Task ▸ Quote the data below in full, minus the images.
------ Records provided ------
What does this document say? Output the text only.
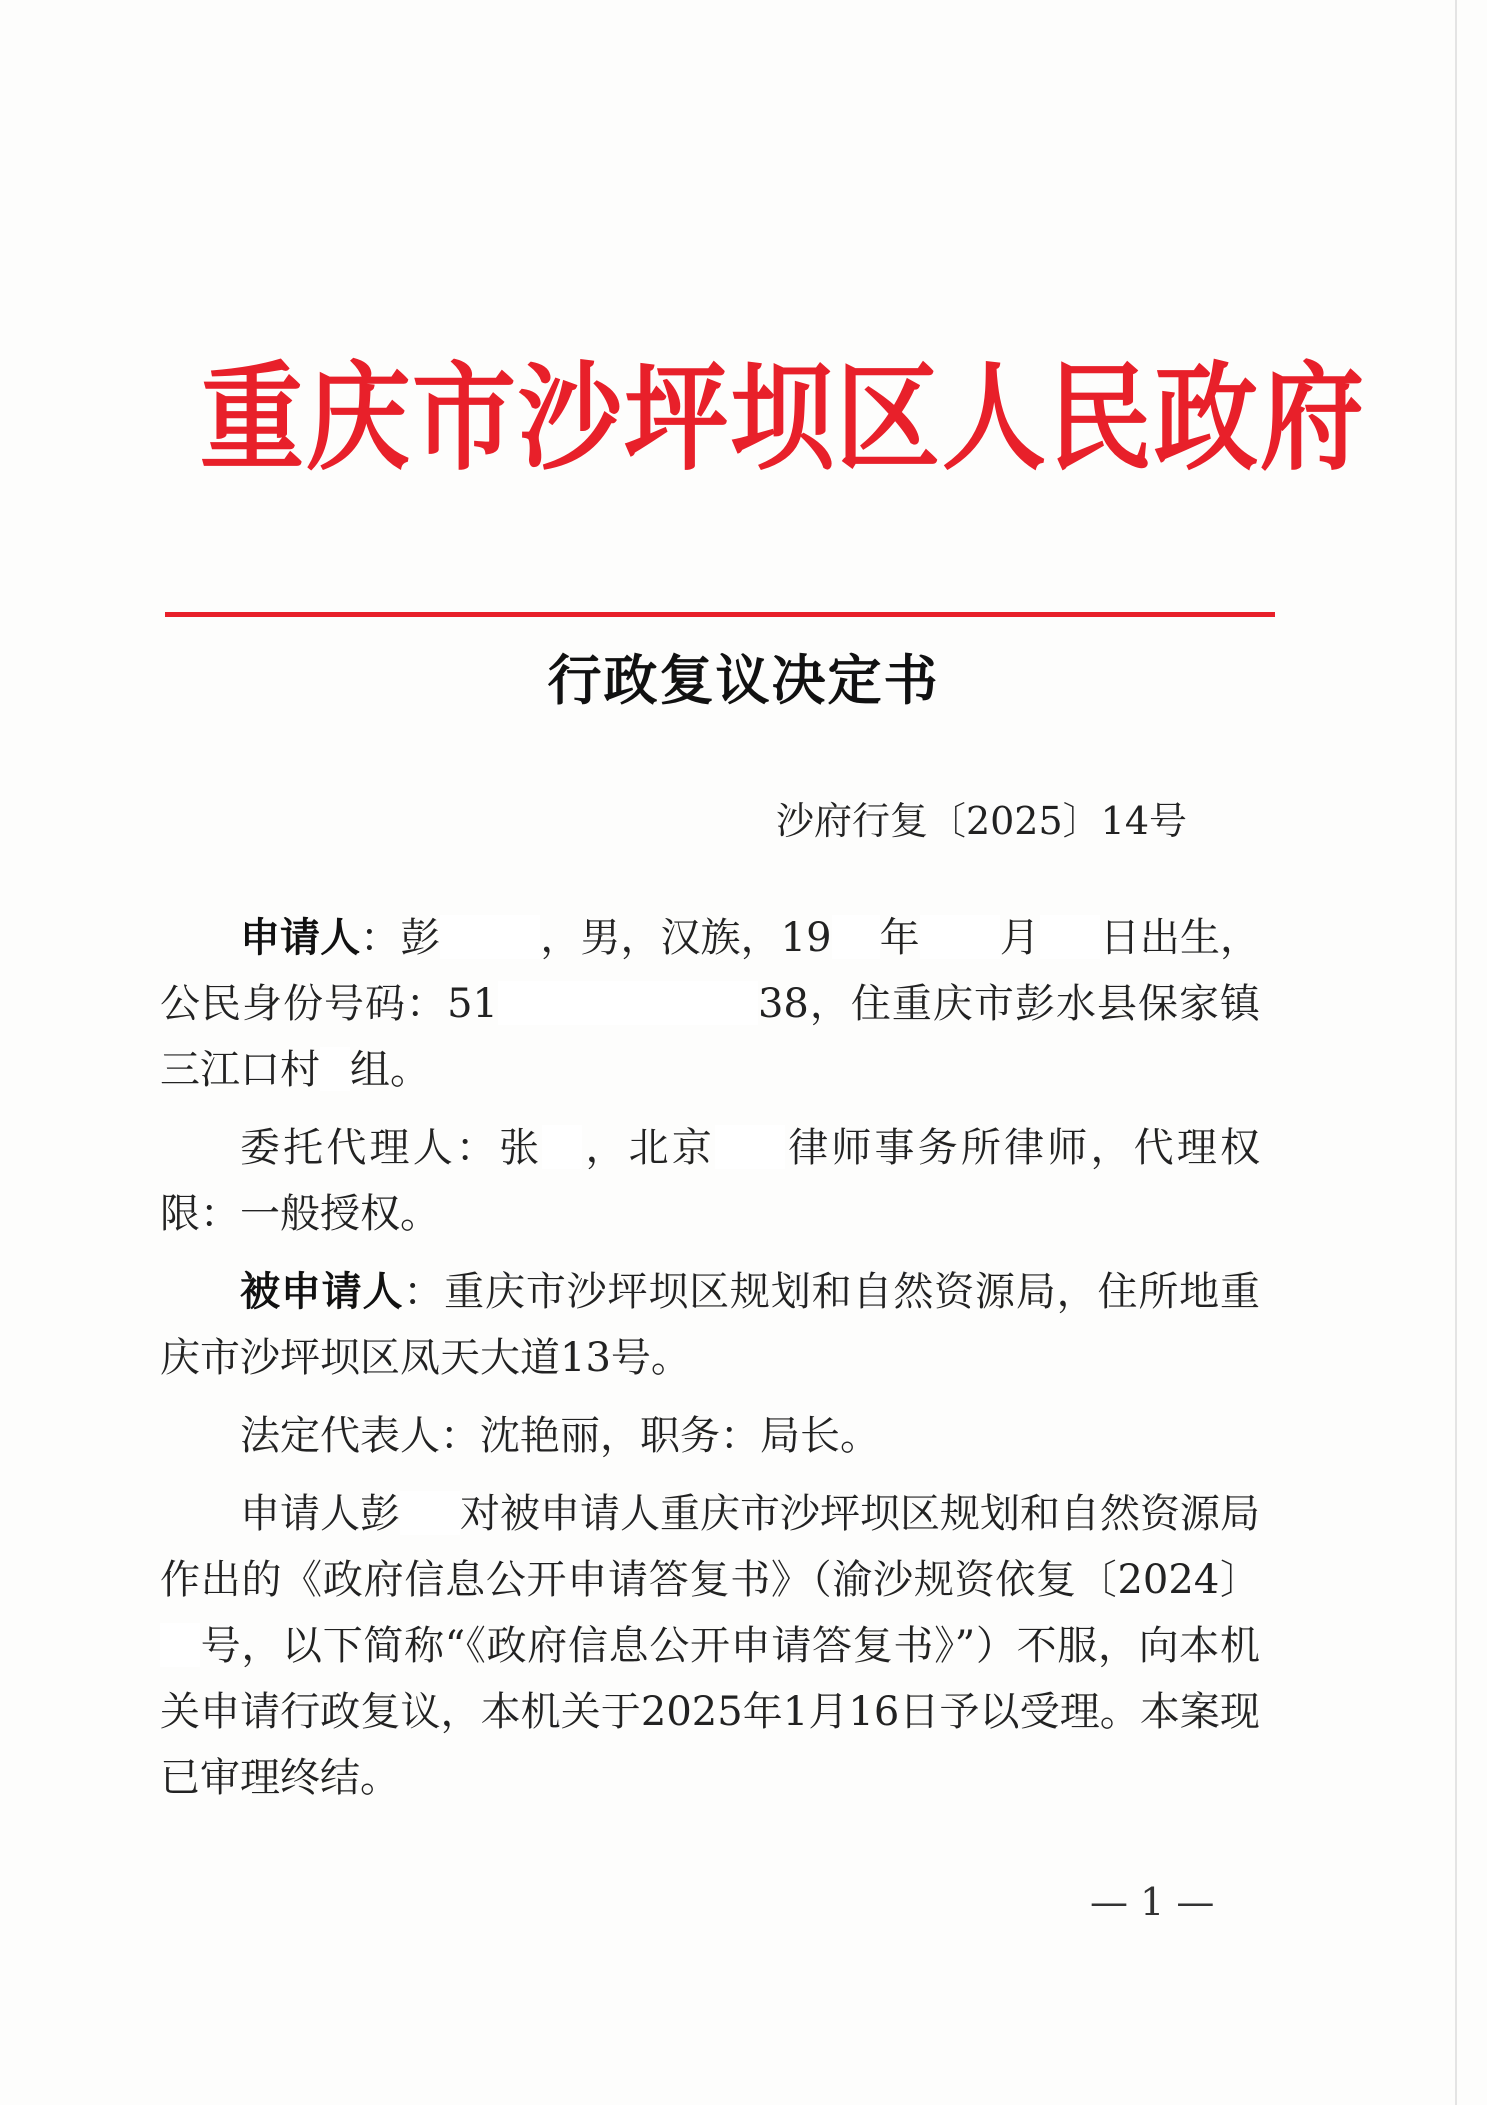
重庆市沙坪坝区人民政府
行政复议决定书
沙府行复〔2025〕14号

申请人：彭	，男，汉族，19 年 月 日出生，公民身份号码：51	38，住重庆市彭水县保家镇三江口村 组。

委托代理人：张 ，北京 律师事务所律师，代理权限：一般授权。

被申请人：重庆市沙坪坝区规划和自然资源局，住所地重庆市沙坪坝区凤天大道13号。

法定代表人：沈艳丽，职务：局长。

申请人彭 对被申请人重庆市沙坪坝区规划和自然资源局作出的《政府信息公开申请答复书》（渝沙规资依复〔2024〕号，以下简称“《政府信息公开申请答复书》”）不服，向本机关申请行政复议，本机关于2025年1月16日予以受理。本案现已审理终结。

— 1 —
------
Worked answer ▸
What does this document say? Output the text only.
重庆市沙坪坝区人民政府
行政复议决定书
沙府行复〔2025〕14号

申请人：彭	，男，汉族，19 年 月 日出生，公民身份号码：51	38，住重庆市彭水县保家镇三江口村 组。

委托代理人：张 ，北京 律师事务所律师，代理权限：一般授权。

被申请人：重庆市沙坪坝区规划和自然资源局，住所地重庆市沙坪坝区凤天大道13号。

法定代表人：沈艳丽，职务：局长。

申请人彭 对被申请人重庆市沙坪坝区规划和自然资源局作出的《政府信息公开申请答复书》（渝沙规资依复〔2024〕号，以下简称“《政府信息公开申请答复书》”）不服，向本机关申请行政复议，本机关于2025年1月16日予以受理。本案现已审理终结。

— 1 —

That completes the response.